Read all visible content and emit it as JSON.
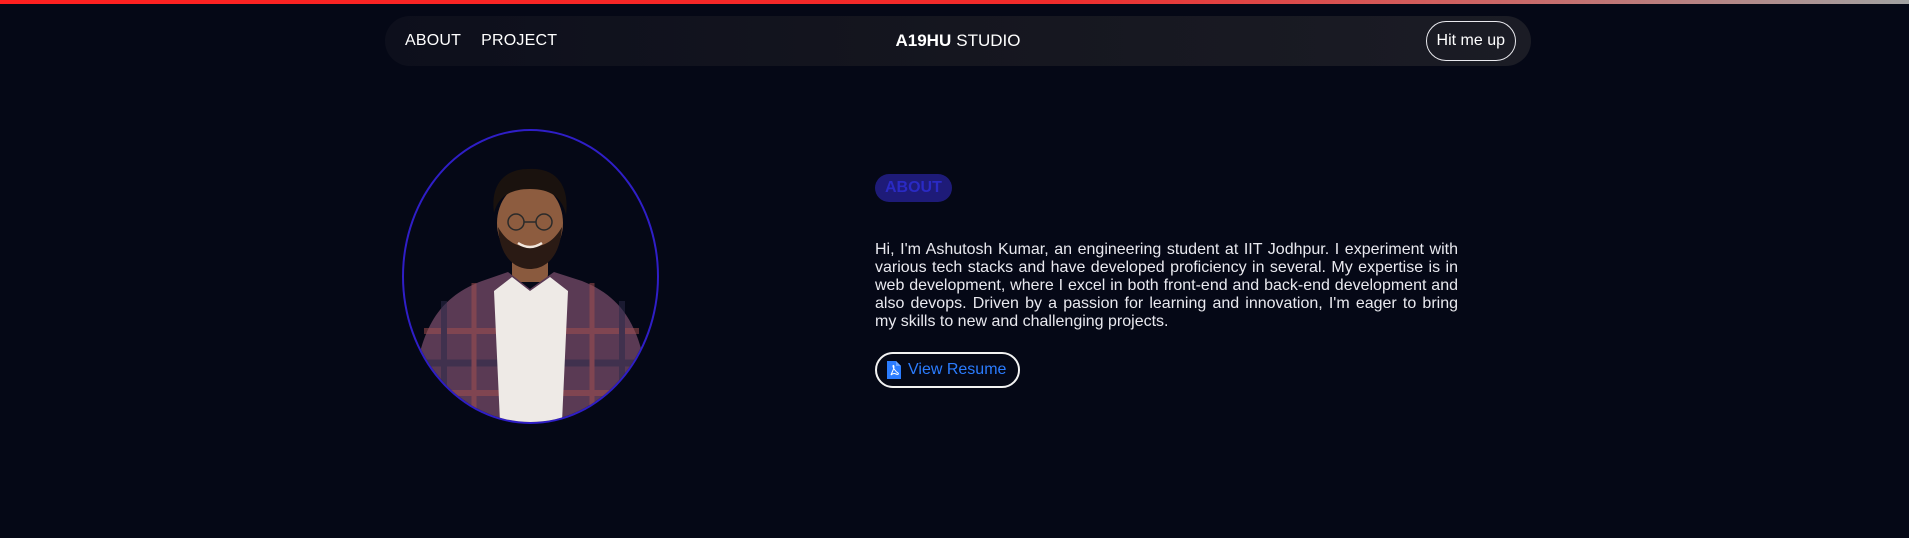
{
  "colors": {
    "background": "#050816",
    "accent_blue": "#2b7cff",
    "badge_bg": "#1e1b78",
    "avatar_ring": "#2f1ec7",
    "progress_red": "#ff1f1f"
  },
  "nav": {
    "links": [
      {
        "label": "ABOUT"
      },
      {
        "label": "PROJECT"
      }
    ],
    "brand_strong": "A19HU",
    "brand_light": "STUDIO",
    "cta_label": "Hit me up"
  },
  "about": {
    "badge": "ABOUT",
    "text": "Hi, I'm Ashutosh Kumar, an engineering student at IIT Jodhpur. I experiment with various tech stacks and have developed proficiency in several. My expertise is in web development, where I excel in both front-end and back-end development and also devops. Driven by a passion for learning and innovation, I'm eager to bring my skills to new and challenging projects.",
    "resume_label": "View Resume",
    "resume_icon": "pdf-file-icon"
  },
  "avatar": {
    "icon": "profile-photo"
  }
}
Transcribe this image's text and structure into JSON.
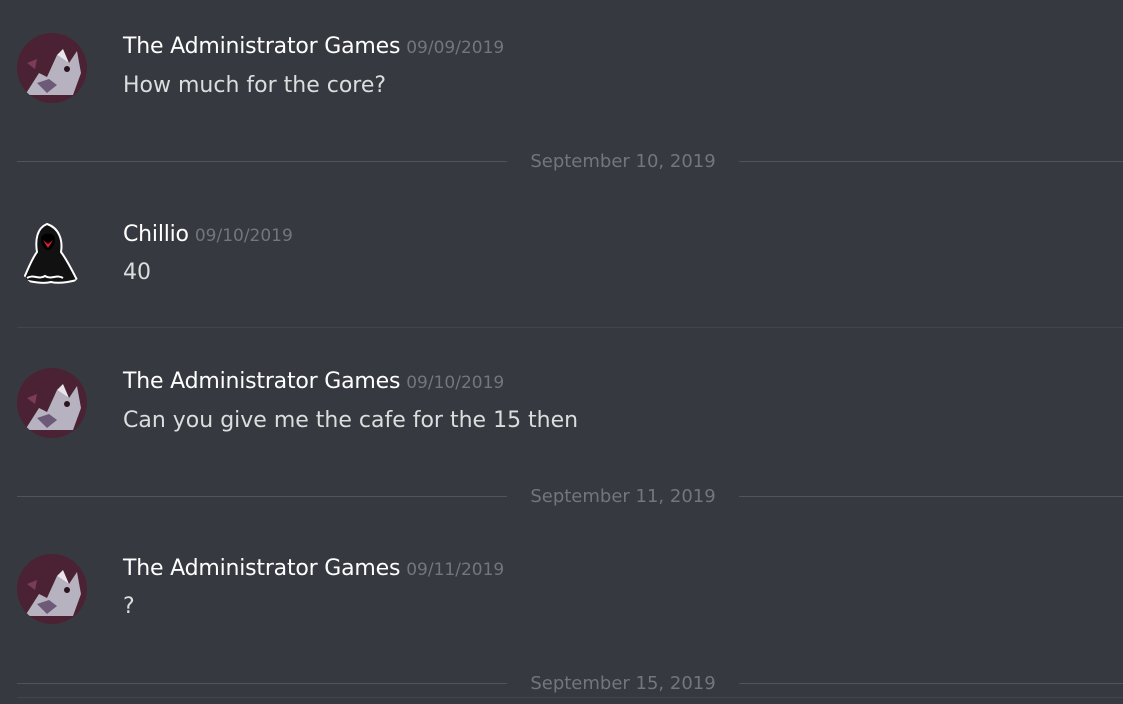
{
  "messages": [
    {
      "author": "The Administrator Games",
      "timestamp": "09/09/2019",
      "content": "How much for the core?",
      "avatar_icon": "purple-wolf-avatar"
    },
    {
      "author": "Chillio",
      "timestamp": "09/10/2019",
      "content": "40",
      "avatar_icon": "hooded-figure-avatar"
    },
    {
      "author": "The Administrator Games",
      "timestamp": "09/10/2019",
      "content": "Can you give me the cafe for the 15 then",
      "avatar_icon": "purple-wolf-avatar"
    },
    {
      "author": "The Administrator Games",
      "timestamp": "09/11/2019",
      "content": "?",
      "avatar_icon": "purple-wolf-avatar"
    }
  ],
  "date_dividers": [
    "September 10, 2019",
    "September 11, 2019",
    "September 15, 2019"
  ],
  "colors": {
    "background": "#36393f",
    "author": "#ffffff",
    "text": "#dcddde",
    "muted": "#72767d",
    "divider": "#4f545c"
  }
}
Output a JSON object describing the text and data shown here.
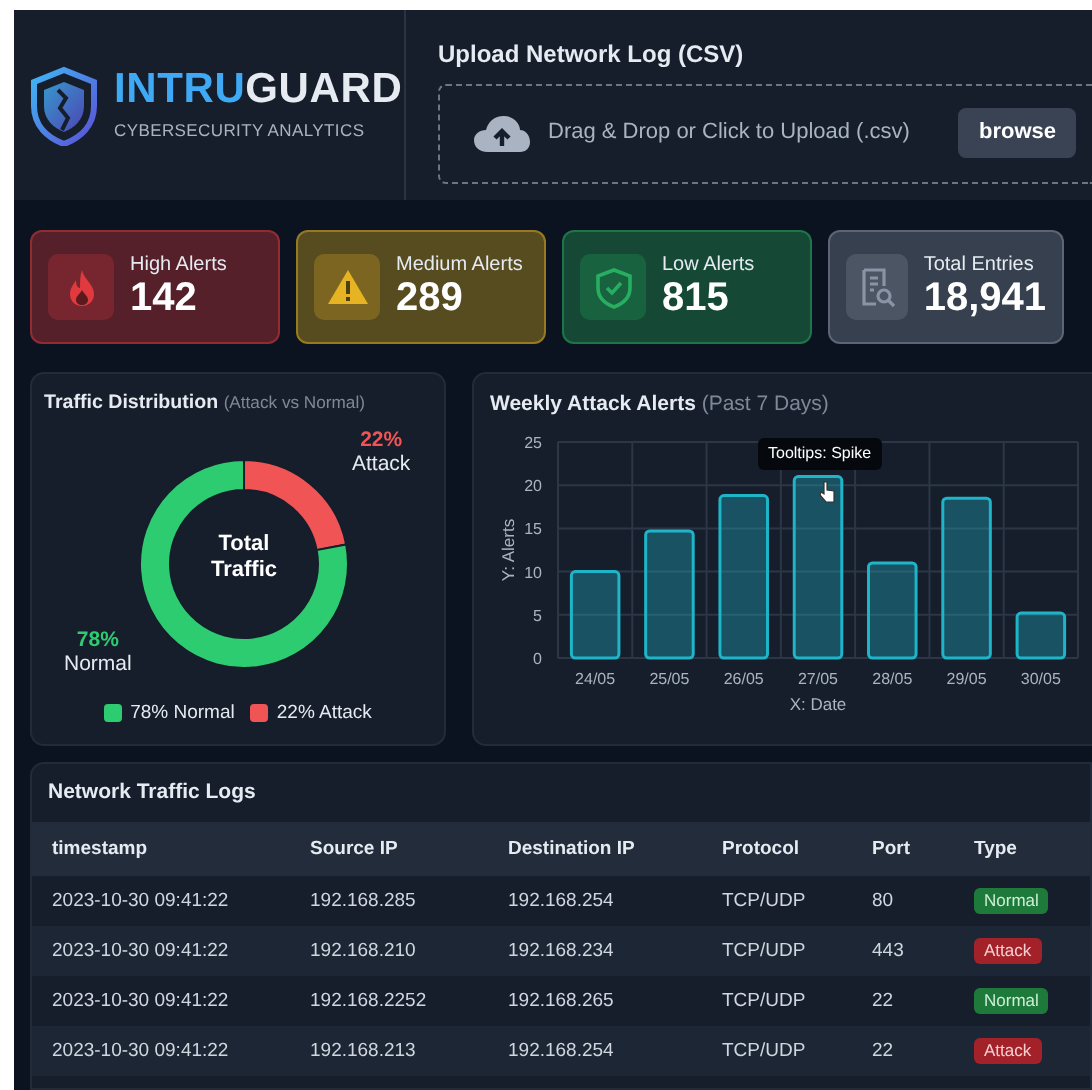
{
  "brand": {
    "name": [
      {
        "text": "INTRU",
        "accent": true
      },
      {
        "text": "GUARD",
        "accent": false
      }
    ],
    "tagline": "CYBERSECURITY ANALYTICS"
  },
  "upload": {
    "title": "Upload Network Log (CSV)",
    "hint": "Drag & Drop or Click to Upload (.csv)",
    "button": "browse"
  },
  "stats": [
    {
      "kind": "flame",
      "label": "High Alerts",
      "value": "142",
      "color": "#e0393e"
    },
    {
      "kind": "warning",
      "label": "Medium Alerts",
      "value": "289",
      "color": "#e6b422"
    },
    {
      "kind": "shield",
      "label": "Low Alerts",
      "value": "815",
      "color": "#27ae60"
    },
    {
      "kind": "document",
      "label": "Total Entries",
      "value": "18,941",
      "color": "#8a94a6"
    }
  ],
  "distribution": {
    "title": "Traffic Distribution",
    "subtitle": "(Attack vs Normal)",
    "center_label": "Total Traffic",
    "chart_data": {
      "type": "donut",
      "categories": [
        "Normal",
        "Attack"
      ],
      "values": [
        78,
        22
      ]
    },
    "slice_labels": [
      {
        "percent": "78%",
        "color": "#2ecc71"
      },
      {
        "percent": "22%",
        "color": "#f05454"
      }
    ],
    "legend": [
      {
        "label": "78% Normal",
        "color": "#2ecc71"
      },
      {
        "label": "22% Attack",
        "color": "#f05454"
      }
    ]
  },
  "weekly": {
    "title": "Weekly Attack Alerts",
    "subtitle": "(Past 7 Days)",
    "chart_data": {
      "type": "bar",
      "xlabel": "X: Date",
      "ylabel": "Y: Alerts",
      "categories": [
        "24/05",
        "25/05",
        "26/05",
        "27/05",
        "28/05",
        "29/05",
        "30/05"
      ],
      "values": [
        10,
        14.7,
        18.8,
        21,
        11,
        18.5,
        5.2
      ],
      "ylim": [
        0,
        25
      ],
      "yticks": [
        0,
        5,
        10,
        15,
        20,
        25
      ],
      "grid": true,
      "annotations": [
        "Tooltips: Spike"
      ]
    }
  },
  "logs": {
    "title": "Network Traffic Logs",
    "columns": [
      "timestamp",
      "Source IP",
      "Destination IP",
      "Protocol",
      "Port",
      "Type"
    ],
    "rows": [
      {
        "cells": [
          "2023-10-30 09:41:22",
          "192.168.285",
          "192.168.254",
          "TCP/UDP",
          "80"
        ],
        "type": {
          "label": "Normal",
          "kind": "normal"
        }
      },
      {
        "cells": [
          "2023-10-30 09:41:22",
          "192.168.210",
          "192.168.234",
          "TCP/UDP",
          "443"
        ],
        "type": {
          "label": "Attack",
          "kind": "attack"
        }
      },
      {
        "cells": [
          "2023-10-30 09:41:22",
          "192.168.2252",
          "192.168.265",
          "TCP/UDP",
          "22"
        ],
        "type": {
          "label": "Normal",
          "kind": "normal"
        }
      },
      {
        "cells": [
          "2023-10-30 09:41:22",
          "192.168.213",
          "192.168.254",
          "TCP/UDP",
          "22"
        ],
        "type": {
          "label": "Attack",
          "kind": "attack"
        }
      }
    ]
  }
}
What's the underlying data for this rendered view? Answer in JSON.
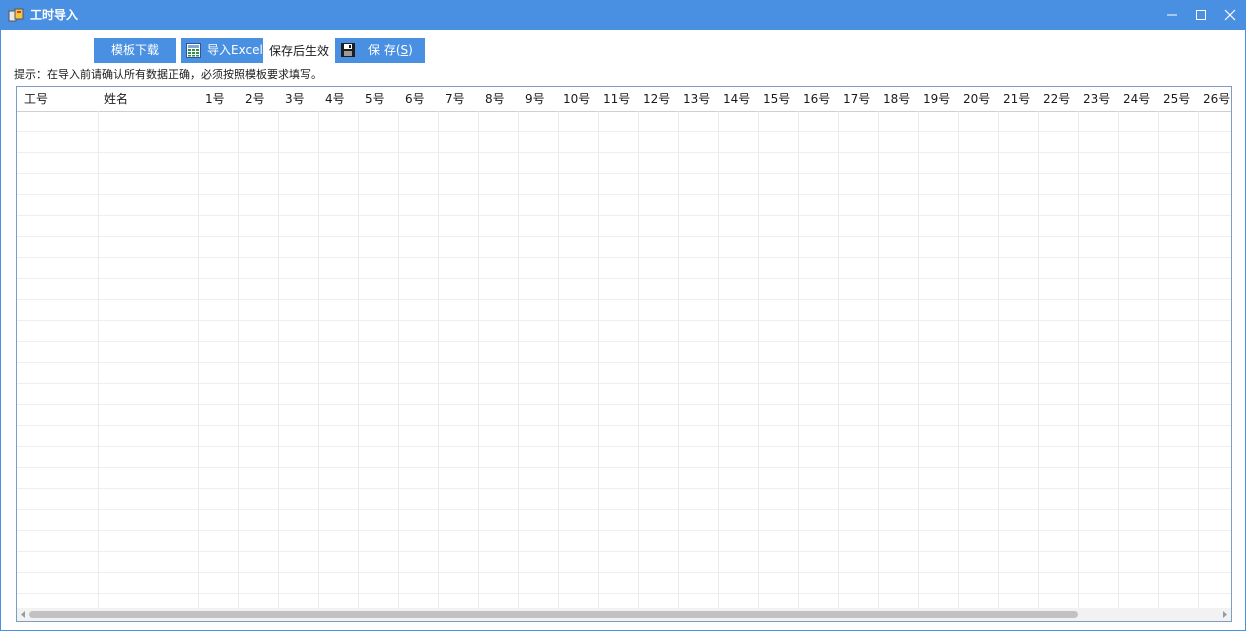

——

▶ **Aim of the task**:
Reproduce the material in its entirety and word for word, without the pictures.

▶ **Task response**:
Read all visible content and emit it as JSON.
{
  "colors": {
    "background": "#050816",
    "accent_blue": "#2b7cff",
    "badge_bg": "#1e1b78",
    "avatar_ring": "#2f1ec7",
    "progress_red": "#ff1f1f"
  },
  "nav": {
    "links": [
      {
        "label": "ABOUT"
      },
      {
        "label": "PROJECT"
      }
    ],
    "brand_strong": "A19HU",
    "brand_light": "STUDIO",
    "cta_label": "Hit me up"
  },
  "about": {
    "badge": "ABOUT",
    "text": "Hi, I'm Ashutosh Kumar, an engineering student at IIT Jodhpur. I experiment with various tech stacks and have developed proficiency in several. My expertise is in web development, where I excel in both front-end and back-end development and also devops. Driven by a passion for learning and innovation, I'm eager to bring my skills to new and challenging projects.",
    "resume_label": "View Resume",
    "resume_icon": "pdf-file-icon"
  },
  "avatar": {
    "icon": "profile-photo"
  }
}
Transcribe this image's text and structure into JSON.
{
  "messages": [
    {
      "author": "The Administrator Games",
      "timestamp": "09/09/2019",
      "content": "How much for the core?",
      "avatar_icon": "purple-wolf-avatar"
    },
    {
      "author": "Chillio",
      "timestamp": "09/10/2019",
      "content": "40",
      "avatar_icon": "hooded-figure-avatar"
    },
    {
      "author": "The Administrator Games",
      "timestamp": "09/10/2019",
      "content": "Can you give me the cafe for the 15 then",
      "avatar_icon": "purple-wolf-avatar"
    },
    {
      "author": "The Administrator Games",
      "timestamp": "09/11/2019",
      "content": "?",
      "avatar_icon": "purple-wolf-avatar"
    }
  ],
  "date_dividers": [
    "September 10, 2019",
    "September 11, 2019",
    "September 15, 2019"
  ],
  "colors": {
    "background": "#36393f",
    "author": "#ffffff",
    "text": "#dcddde",
    "muted": "#72767d",
    "divider": "#4f545c"
  }
}
Output a JSON object describing the text and data shown here.
{
  "brand": {
    "name": [
      {
        "text": "INTRU",
        "accent": true
      },
      {
        "text": "GUARD",
        "accent": false
      }
    ],
    "tagline": "CYBERSECURITY ANALYTICS"
  },
  "upload": {
    "title": "Upload Network Log (CSV)",
    "hint": "Drag & Drop or Click to Upload (.csv)",
    "button": "browse"
  },
  "stats": [
    {
      "kind": "flame",
      "label": "High Alerts",
      "value": "142",
      "color": "#e0393e"
    },
    {
      "kind": "warning",
      "label": "Medium Alerts",
      "value": "289",
      "color": "#e6b422"
    },
    {
      "kind": "shield",
      "label": "Low Alerts",
      "value": "815",
      "color": "#27ae60"
    },
    {
      "kind": "document",
      "label": "Total Entries",
      "value": "18,941",
      "color": "#8a94a6"
    }
  ],
  "distribution": {
    "title": "Traffic Distribution",
    "subtitle": "(Attack vs Normal)",
    "center_label": "Total Traffic",
    "chart_data": {
      "type": "donut",
      "categories": [
        "Normal",
        "Attack"
      ],
      "values": [
        78,
        22
      ]
    },
    "slice_labels": [
      {
        "percent": "78%",
        "color": "#2ecc71"
      },
      {
        "percent": "22%",
        "color": "#f05454"
      }
    ],
    "legend": [
      {
        "label": "78% Normal",
        "color": "#2ecc71"
      },
      {
        "label": "22% Attack",
        "color": "#f05454"
      }
    ]
  },
  "weekly": {
    "title": "Weekly Attack Alerts",
    "subtitle": "(Past 7 Days)",
    "chart_data": {
      "type": "bar",
      "xlabel": "X: Date",
      "ylabel": "Y: Alerts",
      "categories": [
        "24/05",
        "25/05",
        "26/05",
        "27/05",
        "28/05",
        "29/05",
        "30/05"
      ],
      "values": [
        10,
        14.7,
        18.8,
        21,
        11,
        18.5,
        5.2
      ],
      "ylim": [
        0,
        25
      ],
      "yticks": [
        0,
        5,
        10,
        15,
        20,
        25
      ],
      "grid": true,
      "annotations": [
        "Tooltips: Spike"
      ]
    }
  },
  "logs": {
    "title": "Network Traffic Logs",
    "columns": [
      "timestamp",
      "Source IP",
      "Destination IP",
      "Protocol",
      "Port",
      "Type"
    ],
    "rows": [
      {
        "cells": [
          "2023-10-30 09:41:22",
          "192.168.285",
          "192.168.254",
          "TCP/UDP",
          "80"
        ],
        "type": {
          "label": "Normal",
          "kind": "normal"
        }
      },
      {
        "cells": [
          "2023-10-30 09:41:22",
          "192.168.210",
          "192.168.234",
          "TCP/UDP",
          "443"
        ],
        "type": {
          "label": "Attack",
          "kind": "attack"
        }
      },
      {
        "cells": [
          "2023-10-30 09:41:22",
          "192.168.2252",
          "192.168.265",
          "TCP/UDP",
          "22"
        ],
        "type": {
          "label": "Normal",
          "kind": "normal"
        }
      },
      {
        "cells": [
          "2023-10-30 09:41:22",
          "192.168.213",
          "192.168.254",
          "TCP/UDP",
          "22"
        ],
        "type": {
          "label": "Attack",
          "kind": "attack"
        }
      }
    ]
  }
}
What's the underlying data for this rendered view? Answer in JSON.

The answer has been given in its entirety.